── EXCERPTED DATA

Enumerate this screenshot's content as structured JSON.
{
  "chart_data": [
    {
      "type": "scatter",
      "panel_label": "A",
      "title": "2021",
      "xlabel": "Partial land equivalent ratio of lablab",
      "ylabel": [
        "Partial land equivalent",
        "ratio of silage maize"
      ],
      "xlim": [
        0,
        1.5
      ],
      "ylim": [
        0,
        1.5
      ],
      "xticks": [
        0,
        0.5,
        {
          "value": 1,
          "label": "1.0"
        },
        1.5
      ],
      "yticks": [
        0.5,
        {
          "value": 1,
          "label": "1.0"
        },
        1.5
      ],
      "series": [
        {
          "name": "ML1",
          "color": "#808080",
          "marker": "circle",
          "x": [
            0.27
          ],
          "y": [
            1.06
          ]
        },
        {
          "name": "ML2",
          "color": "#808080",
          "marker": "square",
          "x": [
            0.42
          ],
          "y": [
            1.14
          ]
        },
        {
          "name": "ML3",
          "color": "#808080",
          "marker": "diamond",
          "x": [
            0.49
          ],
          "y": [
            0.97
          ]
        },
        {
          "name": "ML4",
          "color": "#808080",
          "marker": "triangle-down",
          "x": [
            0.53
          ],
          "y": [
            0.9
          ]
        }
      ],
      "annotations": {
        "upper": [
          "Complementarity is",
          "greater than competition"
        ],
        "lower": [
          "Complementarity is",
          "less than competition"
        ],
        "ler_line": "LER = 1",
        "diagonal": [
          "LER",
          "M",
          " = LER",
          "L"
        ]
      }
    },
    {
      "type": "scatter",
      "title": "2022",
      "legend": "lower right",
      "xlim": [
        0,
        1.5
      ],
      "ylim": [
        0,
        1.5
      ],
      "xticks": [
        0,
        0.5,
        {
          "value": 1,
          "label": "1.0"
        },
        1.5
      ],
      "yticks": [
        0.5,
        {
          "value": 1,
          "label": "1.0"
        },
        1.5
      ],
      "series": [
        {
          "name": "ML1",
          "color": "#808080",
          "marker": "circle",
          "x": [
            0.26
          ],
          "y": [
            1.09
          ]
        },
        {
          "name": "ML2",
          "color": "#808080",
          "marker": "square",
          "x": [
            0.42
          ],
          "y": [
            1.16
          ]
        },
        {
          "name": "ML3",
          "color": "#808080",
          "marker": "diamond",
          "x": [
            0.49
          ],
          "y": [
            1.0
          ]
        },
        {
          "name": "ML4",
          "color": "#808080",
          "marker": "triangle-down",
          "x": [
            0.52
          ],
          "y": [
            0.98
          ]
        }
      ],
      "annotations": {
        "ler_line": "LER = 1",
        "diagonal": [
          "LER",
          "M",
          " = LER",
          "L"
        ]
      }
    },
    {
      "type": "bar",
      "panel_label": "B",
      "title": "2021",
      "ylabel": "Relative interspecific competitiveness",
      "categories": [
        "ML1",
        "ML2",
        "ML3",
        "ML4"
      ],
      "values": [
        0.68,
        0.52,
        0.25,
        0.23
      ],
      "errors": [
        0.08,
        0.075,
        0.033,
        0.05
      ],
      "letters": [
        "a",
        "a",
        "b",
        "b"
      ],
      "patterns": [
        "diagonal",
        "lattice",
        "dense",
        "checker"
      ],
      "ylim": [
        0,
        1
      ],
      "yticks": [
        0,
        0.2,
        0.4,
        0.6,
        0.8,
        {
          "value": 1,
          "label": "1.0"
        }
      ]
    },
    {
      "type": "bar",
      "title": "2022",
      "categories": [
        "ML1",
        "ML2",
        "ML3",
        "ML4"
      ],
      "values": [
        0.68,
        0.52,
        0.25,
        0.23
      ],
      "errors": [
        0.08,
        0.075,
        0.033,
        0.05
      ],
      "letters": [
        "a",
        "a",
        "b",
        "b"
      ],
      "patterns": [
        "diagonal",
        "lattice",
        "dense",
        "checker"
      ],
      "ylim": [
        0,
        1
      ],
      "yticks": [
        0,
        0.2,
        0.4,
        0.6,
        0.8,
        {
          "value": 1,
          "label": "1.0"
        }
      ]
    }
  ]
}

────

### WHAT TO DO
Print the records above exactly as they appear.

### FINAL RESULT
Enumerate this screenshot's content as structured JSON.
{
  "chart_data": [
    {
      "type": "scatter",
      "panel_label": "A",
      "title": "2021",
      "xlabel": "Partial land equivalent ratio of lablab",
      "ylabel": [
        "Partial land equivalent",
        "ratio of silage maize"
      ],
      "xlim": [
        0,
        1.5
      ],
      "ylim": [
        0,
        1.5
      ],
      "xticks": [
        0,
        0.5,
        {
          "value": 1,
          "label": "1.0"
        },
        1.5
      ],
      "yticks": [
        0.5,
        {
          "value": 1,
          "label": "1.0"
        },
        1.5
      ],
      "series": [
        {
          "name": "ML1",
          "color": "#808080",
          "marker": "circle",
          "x": [
            0.27
          ],
          "y": [
            1.06
          ]
        },
        {
          "name": "ML2",
          "color": "#808080",
          "marker": "square",
          "x": [
            0.42
          ],
          "y": [
            1.14
          ]
        },
        {
          "name": "ML3",
          "color": "#808080",
          "marker": "diamond",
          "x": [
            0.49
          ],
          "y": [
            0.97
          ]
        },
        {
          "name": "ML4",
          "color": "#808080",
          "marker": "triangle-down",
          "x": [
            0.53
          ],
          "y": [
            0.9
          ]
        }
      ],
      "annotations": {
        "upper": [
          "Complementarity is",
          "greater than competition"
        ],
        "lower": [
          "Complementarity is",
          "less than competition"
        ],
        "ler_line": "LER = 1",
        "diagonal": [
          "LER",
          "M",
          " = LER",
          "L"
        ]
      }
    },
    {
      "type": "scatter",
      "title": "2022",
      "legend": "lower right",
      "xlim": [
        0,
        1.5
      ],
      "ylim": [
        0,
        1.5
      ],
      "xticks": [
        0,
        0.5,
        {
          "value": 1,
          "label": "1.0"
        },
        1.5
      ],
      "yticks": [
        0.5,
        {
          "value": 1,
          "label": "1.0"
        },
        1.5
      ],
      "series": [
        {
          "name": "ML1",
          "color": "#808080",
          "marker": "circle",
          "x": [
            0.26
          ],
          "y": [
            1.09
          ]
        },
        {
          "name": "ML2",
          "color": "#808080",
          "marker": "square",
          "x": [
            0.42
          ],
          "y": [
            1.16
          ]
        },
        {
          "name": "ML3",
          "color": "#808080",
          "marker": "diamond",
          "x": [
            0.49
          ],
          "y": [
            1.0
          ]
        },
        {
          "name": "ML4",
          "color": "#808080",
          "marker": "triangle-down",
          "x": [
            0.52
          ],
          "y": [
            0.98
          ]
        }
      ],
      "annotations": {
        "ler_line": "LER = 1",
        "diagonal": [
          "LER",
          "M",
          " = LER",
          "L"
        ]
      }
    },
    {
      "type": "bar",
      "panel_label": "B",
      "title": "2021",
      "ylabel": "Relative interspecific competitiveness",
      "categories": [
        "ML1",
        "ML2",
        "ML3",
        "ML4"
      ],
      "values": [
        0.68,
        0.52,
        0.25,
        0.23
      ],
      "errors": [
        0.08,
        0.075,
        0.033,
        0.05
      ],
      "letters": [
        "a",
        "a",
        "b",
        "b"
      ],
      "patterns": [
        "diagonal",
        "lattice",
        "dense",
        "checker"
      ],
      "ylim": [
        0,
        1
      ],
      "yticks": [
        0,
        0.2,
        0.4,
        0.6,
        0.8,
        {
          "value": 1,
          "label": "1.0"
        }
      ]
    },
    {
      "type": "bar",
      "title": "2022",
      "categories": [
        "ML1",
        "ML2",
        "ML3",
        "ML4"
      ],
      "values": [
        0.68,
        0.52,
        0.25,
        0.23
      ],
      "errors": [
        0.08,
        0.075,
        0.033,
        0.05
      ],
      "letters": [
        "a",
        "a",
        "b",
        "b"
      ],
      "patterns": [
        "diagonal",
        "lattice",
        "dense",
        "checker"
      ],
      "ylim": [
        0,
        1
      ],
      "yticks": [
        0,
        0.2,
        0.4,
        0.6,
        0.8,
        {
          "value": 1,
          "label": "1.0"
        }
      ]
    }
  ]
}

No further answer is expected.